= Task objective =
Below are some records. Copy every line in them that holds "Начальникам".

Dataset items:
☆ ☆ ☆ ☆

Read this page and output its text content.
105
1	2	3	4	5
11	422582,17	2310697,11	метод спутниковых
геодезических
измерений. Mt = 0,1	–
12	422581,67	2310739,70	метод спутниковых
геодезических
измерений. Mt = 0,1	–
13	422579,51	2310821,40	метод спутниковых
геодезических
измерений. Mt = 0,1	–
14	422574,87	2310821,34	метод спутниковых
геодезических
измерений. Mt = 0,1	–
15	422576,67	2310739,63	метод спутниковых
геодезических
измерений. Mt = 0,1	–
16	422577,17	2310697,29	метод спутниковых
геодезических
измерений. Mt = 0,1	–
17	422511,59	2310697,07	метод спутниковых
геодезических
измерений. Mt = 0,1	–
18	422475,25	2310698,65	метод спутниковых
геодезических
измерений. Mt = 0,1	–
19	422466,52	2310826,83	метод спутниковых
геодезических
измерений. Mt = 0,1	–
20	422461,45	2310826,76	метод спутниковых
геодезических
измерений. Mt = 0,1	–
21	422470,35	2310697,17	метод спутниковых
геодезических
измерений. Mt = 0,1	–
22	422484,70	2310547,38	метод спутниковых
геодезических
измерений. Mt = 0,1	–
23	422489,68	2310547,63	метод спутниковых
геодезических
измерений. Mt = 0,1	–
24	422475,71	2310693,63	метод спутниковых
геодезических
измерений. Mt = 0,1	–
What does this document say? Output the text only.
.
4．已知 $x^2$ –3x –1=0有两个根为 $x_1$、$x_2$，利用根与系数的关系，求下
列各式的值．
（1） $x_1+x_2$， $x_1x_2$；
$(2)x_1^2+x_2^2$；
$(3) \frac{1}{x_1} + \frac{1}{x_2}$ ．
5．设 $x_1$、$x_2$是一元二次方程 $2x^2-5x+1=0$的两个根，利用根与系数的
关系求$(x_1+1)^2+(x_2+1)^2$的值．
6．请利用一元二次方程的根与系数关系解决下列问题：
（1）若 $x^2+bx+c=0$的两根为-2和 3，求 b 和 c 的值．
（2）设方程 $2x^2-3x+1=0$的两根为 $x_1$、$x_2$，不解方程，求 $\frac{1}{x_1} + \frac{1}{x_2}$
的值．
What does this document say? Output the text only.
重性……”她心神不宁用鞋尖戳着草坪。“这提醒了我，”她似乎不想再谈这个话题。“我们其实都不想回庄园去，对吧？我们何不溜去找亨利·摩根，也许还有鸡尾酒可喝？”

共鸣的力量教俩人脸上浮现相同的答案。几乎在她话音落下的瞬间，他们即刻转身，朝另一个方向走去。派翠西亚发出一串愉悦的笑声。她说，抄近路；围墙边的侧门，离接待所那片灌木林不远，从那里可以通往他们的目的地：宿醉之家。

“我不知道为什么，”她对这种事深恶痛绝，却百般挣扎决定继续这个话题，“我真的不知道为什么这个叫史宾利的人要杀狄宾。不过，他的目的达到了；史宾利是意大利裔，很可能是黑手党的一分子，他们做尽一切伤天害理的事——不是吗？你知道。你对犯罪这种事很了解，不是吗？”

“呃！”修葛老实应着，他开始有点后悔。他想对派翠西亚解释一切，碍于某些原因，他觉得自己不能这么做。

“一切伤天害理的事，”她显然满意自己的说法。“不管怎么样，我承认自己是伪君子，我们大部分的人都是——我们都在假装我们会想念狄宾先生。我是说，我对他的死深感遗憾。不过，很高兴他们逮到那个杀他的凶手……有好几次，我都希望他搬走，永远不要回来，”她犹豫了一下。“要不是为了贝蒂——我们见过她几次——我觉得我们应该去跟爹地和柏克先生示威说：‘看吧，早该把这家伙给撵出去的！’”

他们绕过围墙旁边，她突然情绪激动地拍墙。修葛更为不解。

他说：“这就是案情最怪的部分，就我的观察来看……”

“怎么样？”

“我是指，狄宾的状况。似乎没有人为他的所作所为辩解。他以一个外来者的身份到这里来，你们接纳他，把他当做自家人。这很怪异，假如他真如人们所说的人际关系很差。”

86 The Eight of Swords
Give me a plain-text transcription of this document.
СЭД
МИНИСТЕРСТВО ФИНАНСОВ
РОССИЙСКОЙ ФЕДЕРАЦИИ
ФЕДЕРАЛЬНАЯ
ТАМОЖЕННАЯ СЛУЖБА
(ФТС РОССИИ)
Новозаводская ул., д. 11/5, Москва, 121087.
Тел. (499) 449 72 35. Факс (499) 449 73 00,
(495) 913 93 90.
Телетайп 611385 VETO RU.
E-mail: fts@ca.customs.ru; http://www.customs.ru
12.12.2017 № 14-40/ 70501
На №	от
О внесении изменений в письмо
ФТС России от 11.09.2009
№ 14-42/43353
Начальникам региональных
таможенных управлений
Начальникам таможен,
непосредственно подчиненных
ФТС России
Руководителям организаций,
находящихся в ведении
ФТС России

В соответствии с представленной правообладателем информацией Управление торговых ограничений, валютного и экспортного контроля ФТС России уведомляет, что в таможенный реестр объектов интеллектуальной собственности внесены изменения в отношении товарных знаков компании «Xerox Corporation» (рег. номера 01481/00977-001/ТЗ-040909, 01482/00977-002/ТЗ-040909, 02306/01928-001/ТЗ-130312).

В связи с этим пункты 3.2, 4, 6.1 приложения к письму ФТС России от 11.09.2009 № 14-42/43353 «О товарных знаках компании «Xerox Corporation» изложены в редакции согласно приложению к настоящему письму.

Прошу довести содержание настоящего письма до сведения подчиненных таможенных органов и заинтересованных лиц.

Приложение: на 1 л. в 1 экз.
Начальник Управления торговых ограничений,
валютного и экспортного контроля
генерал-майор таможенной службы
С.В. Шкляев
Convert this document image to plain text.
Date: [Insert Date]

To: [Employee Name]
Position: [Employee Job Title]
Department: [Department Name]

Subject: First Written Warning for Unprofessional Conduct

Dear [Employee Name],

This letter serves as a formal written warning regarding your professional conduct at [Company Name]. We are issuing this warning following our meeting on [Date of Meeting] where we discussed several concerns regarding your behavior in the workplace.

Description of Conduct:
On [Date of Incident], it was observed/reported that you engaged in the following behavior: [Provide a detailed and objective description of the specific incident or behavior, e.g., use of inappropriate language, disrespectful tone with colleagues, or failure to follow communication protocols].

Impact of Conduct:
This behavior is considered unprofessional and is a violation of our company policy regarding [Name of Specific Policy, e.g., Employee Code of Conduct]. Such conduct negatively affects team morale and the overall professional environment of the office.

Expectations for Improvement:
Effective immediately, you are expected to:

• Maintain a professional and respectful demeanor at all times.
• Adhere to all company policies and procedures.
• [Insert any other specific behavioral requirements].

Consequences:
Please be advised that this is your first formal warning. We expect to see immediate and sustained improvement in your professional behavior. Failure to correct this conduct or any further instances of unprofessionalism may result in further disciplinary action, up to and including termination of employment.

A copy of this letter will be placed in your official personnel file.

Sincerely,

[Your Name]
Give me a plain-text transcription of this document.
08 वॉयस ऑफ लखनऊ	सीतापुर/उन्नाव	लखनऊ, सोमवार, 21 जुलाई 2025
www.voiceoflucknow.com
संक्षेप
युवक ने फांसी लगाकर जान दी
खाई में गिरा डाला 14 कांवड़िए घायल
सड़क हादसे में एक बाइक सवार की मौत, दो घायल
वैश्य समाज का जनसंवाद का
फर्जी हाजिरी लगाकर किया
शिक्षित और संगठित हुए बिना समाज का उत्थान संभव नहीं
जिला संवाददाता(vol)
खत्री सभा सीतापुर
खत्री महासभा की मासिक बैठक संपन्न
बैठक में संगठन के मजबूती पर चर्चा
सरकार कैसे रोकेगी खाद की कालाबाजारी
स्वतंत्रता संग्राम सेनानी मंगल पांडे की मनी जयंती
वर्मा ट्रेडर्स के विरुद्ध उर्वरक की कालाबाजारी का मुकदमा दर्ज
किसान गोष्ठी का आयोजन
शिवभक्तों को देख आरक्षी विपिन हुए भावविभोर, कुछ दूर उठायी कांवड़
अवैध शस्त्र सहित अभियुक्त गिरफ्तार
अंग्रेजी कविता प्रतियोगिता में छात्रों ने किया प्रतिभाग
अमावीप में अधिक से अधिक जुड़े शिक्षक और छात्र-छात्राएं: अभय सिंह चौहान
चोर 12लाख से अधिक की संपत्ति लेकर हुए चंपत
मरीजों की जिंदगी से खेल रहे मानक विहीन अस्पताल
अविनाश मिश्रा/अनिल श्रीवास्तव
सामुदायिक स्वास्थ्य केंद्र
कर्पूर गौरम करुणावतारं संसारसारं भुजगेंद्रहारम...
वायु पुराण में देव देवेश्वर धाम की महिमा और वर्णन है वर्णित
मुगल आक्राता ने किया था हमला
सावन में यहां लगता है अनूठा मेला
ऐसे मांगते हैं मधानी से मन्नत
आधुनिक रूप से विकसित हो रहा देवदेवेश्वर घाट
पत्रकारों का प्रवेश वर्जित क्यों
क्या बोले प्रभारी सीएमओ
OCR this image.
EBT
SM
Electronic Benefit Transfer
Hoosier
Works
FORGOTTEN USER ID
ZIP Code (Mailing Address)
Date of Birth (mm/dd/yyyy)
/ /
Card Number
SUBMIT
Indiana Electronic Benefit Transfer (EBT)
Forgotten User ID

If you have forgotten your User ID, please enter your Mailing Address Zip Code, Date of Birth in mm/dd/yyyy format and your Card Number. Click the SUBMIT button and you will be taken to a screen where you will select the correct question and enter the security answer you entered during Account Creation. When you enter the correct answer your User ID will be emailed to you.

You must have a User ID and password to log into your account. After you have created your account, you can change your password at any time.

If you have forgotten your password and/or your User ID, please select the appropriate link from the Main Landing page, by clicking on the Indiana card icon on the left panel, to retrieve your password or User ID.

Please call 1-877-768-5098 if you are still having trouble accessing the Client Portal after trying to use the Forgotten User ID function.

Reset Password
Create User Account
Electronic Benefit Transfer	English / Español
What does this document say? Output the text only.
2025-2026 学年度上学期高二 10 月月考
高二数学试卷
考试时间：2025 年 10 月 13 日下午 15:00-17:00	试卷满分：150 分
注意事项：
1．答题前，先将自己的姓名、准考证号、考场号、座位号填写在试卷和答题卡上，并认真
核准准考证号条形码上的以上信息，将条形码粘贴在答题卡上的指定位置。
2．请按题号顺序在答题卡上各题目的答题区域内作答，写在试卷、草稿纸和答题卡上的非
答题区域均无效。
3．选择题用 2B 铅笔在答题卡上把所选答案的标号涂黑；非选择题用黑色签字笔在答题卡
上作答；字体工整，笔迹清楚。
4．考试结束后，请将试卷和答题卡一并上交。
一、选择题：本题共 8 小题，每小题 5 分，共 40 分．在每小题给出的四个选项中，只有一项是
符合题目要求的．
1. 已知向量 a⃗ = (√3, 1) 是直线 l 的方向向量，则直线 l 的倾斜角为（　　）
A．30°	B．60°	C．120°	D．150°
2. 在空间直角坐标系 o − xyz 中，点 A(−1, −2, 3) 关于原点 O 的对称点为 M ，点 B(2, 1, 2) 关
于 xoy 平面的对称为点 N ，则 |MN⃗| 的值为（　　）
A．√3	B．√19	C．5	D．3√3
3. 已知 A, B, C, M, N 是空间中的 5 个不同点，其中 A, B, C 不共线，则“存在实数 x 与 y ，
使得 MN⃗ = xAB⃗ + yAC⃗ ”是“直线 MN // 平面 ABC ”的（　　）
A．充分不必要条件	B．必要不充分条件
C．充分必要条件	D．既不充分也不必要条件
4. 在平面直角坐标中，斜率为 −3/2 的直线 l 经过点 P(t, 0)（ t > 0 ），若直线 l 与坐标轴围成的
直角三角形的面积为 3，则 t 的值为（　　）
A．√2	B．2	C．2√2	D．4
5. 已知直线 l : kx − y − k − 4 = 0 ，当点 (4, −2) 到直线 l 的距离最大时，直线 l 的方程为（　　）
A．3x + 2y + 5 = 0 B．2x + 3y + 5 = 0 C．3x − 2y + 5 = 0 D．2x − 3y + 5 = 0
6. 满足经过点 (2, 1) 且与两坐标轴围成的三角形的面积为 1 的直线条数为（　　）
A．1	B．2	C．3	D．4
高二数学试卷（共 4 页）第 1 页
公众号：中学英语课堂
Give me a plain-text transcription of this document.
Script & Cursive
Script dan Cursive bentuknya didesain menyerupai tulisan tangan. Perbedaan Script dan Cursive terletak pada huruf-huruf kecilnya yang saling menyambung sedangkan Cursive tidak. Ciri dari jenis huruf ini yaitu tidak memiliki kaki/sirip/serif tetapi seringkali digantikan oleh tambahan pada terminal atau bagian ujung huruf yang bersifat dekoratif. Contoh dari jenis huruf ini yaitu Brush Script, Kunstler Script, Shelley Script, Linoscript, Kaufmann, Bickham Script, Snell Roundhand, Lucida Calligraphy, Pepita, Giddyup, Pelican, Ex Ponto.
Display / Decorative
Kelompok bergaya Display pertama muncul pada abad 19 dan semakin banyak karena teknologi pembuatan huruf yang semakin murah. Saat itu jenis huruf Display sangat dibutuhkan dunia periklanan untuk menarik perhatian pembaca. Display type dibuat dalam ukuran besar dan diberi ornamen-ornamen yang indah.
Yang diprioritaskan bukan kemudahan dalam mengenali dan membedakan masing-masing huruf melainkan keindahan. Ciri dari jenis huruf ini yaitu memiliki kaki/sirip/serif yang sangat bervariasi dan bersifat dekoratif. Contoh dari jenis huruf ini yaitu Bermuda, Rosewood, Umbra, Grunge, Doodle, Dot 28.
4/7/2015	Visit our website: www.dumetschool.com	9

☆ ☆ ☆ ☆

= Result of the task =
Начальникам региональных
Начальникам таможен,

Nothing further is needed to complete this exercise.